── Belge

Aylar evvel yazılmış bir yazı...
Aylar evvel yazılmış herhangi bir yazı değil ama...
Aylar evvel yazılıp, yalnızca bu şarkının sahibinin okumasını istediğim, yalnızca ona gönderdiğim bir yazı...
Bu yazıdan sonra gelişen bir takım olaylarla yazma isteğim kırılmıştı ve o şarkının sahibinden -Cengiz Onural'dan- aldığım sımsıcak bir maille dönmüştüm eskiye.
Mümkünse şarkı eşliğinde okunsun yazı, çünkü dönüp dönüp dinlenerek yazıldı o.
Ve okunsun yazının sonunda yer verdiğim o mailin küçük parçası.
Ve anlanılsın tesadüf diye bir şeyin "var olmadığı"...
(dinleyemeyenler için )

────
── Veri kümesinden alıntı

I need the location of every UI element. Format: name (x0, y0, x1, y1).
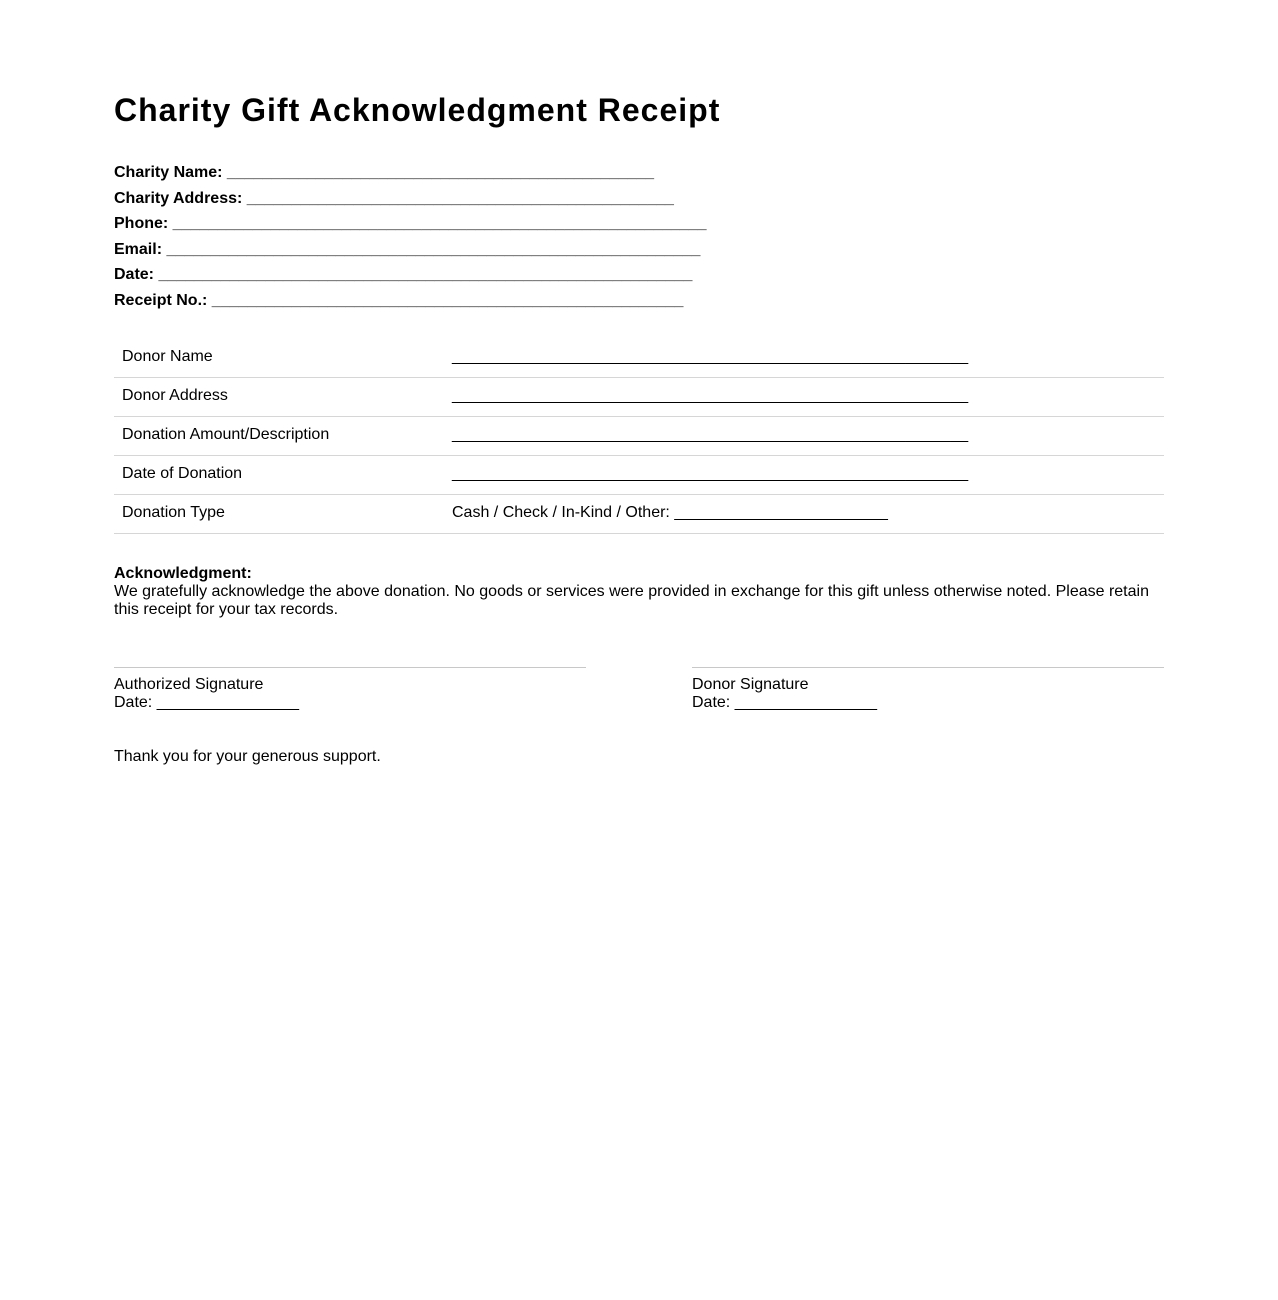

────

- _Yapılacak işler_
a - Belgede adı geçen şarkı sahibi kimdir?
b - Belgeden "Aylar evvel yazılmış bir" sözleriyle başlayıp "dinlenerek yazıldı o." sözleriyle biten bölümü aynen çıkarın.
c - Şu ifadelerin belgeyle uyuşup uyuşmadığını belirtin; her biri için evet ya da hayır deyin ve belirleyici sözleri belgeden aynen alıntılayın. (i) Yazının şarkı dinlenerek yazıldığı söylenir. (ii) Yazı birçok kişiye gönderilmiştir. (iii) Mailden alınan parça yazının başında yer alır.

- _Görevlere göre yanıtlar_
a - Cengiz Onural.

b -
Aylar evvel yazılmış bir yazı...
Aylar evvel yazılmış herhangi bir yazı değil ama...
Aylar evvel yazılıp, yalnızca bu şarkının sahibinin okumasını istediğim, yalnızca ona gönderdiğim bir yazı...
Bu yazıdan sonra gelişen bir takım olaylarla yazma isteğim kırılmıştı ve o şarkının sahibinden -Cengiz Onural'dan- aldığım sımsıcak bir maille dönmüştüm eskiye.
Mümkünse şarkı eşliğinde okunsun yazı, çünkü dönüp dönüp dinlenerek yazıldı o.

c -
(i) Evet: "dönüp dönüp dinlenerek yazıldı o"
(ii) Hayır: "yalnızca ona gönderdiğim bir yazı"
(iii) Hayır: "yazının sonunda yer verdiğim o mailin küçük parçası"